-- DATASET CONTENT start --

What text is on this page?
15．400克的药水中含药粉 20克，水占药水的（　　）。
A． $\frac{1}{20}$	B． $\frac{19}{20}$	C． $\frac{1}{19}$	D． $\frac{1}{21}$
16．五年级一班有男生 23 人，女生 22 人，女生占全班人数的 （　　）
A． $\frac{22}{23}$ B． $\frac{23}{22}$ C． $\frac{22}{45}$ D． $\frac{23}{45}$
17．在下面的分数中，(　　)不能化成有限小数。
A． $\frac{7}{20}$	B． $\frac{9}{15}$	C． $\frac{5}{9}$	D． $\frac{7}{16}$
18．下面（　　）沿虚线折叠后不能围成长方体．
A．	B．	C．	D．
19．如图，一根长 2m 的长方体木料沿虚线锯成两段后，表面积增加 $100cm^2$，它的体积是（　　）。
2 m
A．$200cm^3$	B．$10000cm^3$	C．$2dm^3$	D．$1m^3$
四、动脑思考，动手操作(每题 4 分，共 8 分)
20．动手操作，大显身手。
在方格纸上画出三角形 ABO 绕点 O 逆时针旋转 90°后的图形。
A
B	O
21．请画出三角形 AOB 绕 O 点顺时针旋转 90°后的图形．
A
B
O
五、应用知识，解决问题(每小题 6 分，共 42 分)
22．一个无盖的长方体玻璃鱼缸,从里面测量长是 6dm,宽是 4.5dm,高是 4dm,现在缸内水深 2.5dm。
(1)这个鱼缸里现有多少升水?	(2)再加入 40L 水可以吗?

-- DATASET CONTENT end --
-- DATASET CONTENT start --

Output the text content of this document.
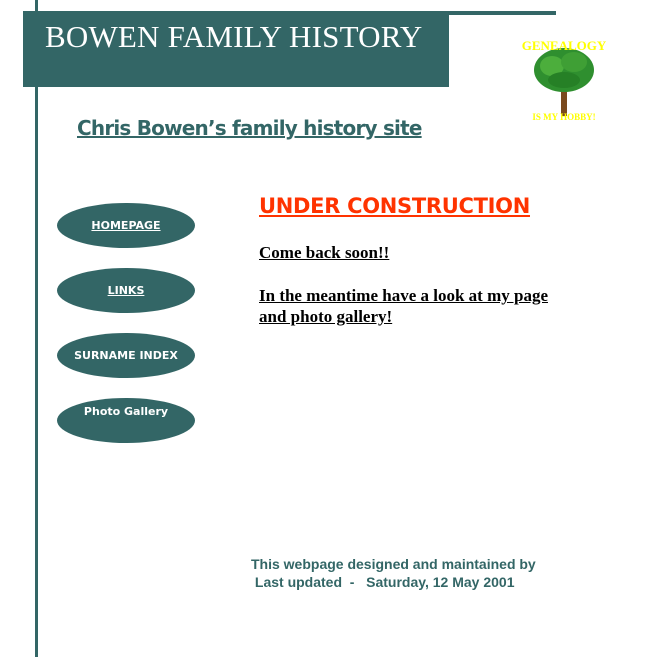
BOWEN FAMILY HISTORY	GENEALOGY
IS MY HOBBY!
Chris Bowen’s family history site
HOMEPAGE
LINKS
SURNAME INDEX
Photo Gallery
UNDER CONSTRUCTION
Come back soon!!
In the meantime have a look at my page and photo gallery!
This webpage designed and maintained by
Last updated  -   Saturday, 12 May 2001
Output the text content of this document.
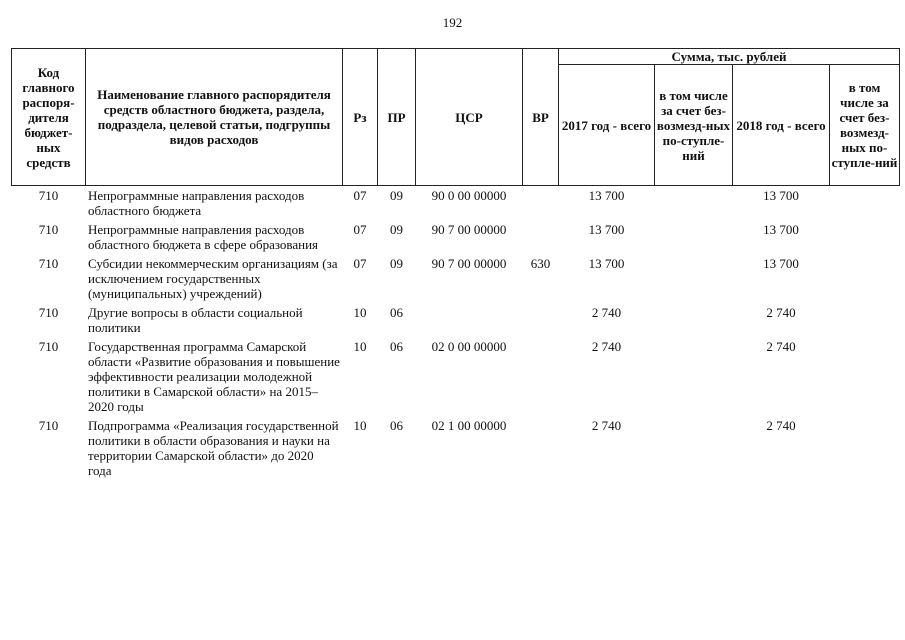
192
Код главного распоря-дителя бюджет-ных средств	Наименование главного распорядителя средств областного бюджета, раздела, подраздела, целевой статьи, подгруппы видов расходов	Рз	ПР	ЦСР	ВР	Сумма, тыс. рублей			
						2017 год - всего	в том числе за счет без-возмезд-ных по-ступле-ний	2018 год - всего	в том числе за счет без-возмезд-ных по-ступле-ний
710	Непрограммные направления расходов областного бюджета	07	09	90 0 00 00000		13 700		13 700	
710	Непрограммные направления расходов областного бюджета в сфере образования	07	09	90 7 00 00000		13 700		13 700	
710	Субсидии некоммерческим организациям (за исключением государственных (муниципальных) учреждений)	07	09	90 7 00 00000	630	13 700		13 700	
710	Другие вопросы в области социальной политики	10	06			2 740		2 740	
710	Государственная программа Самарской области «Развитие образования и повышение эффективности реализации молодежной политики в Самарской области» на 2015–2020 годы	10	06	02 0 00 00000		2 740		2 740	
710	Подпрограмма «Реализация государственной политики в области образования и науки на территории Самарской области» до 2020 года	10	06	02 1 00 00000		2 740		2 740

-- DATASET CONTENT end --

TASK: Check every line for "后的图形" and show the ones that have it.

WRITTEN SOLUTION:
在方格纸上画出三角形 ABO 绕点 O 逆时针旋转 90°后的图形。
21．请画出三角形 AOB 绕 O 点顺时针旋转 90°后的图形．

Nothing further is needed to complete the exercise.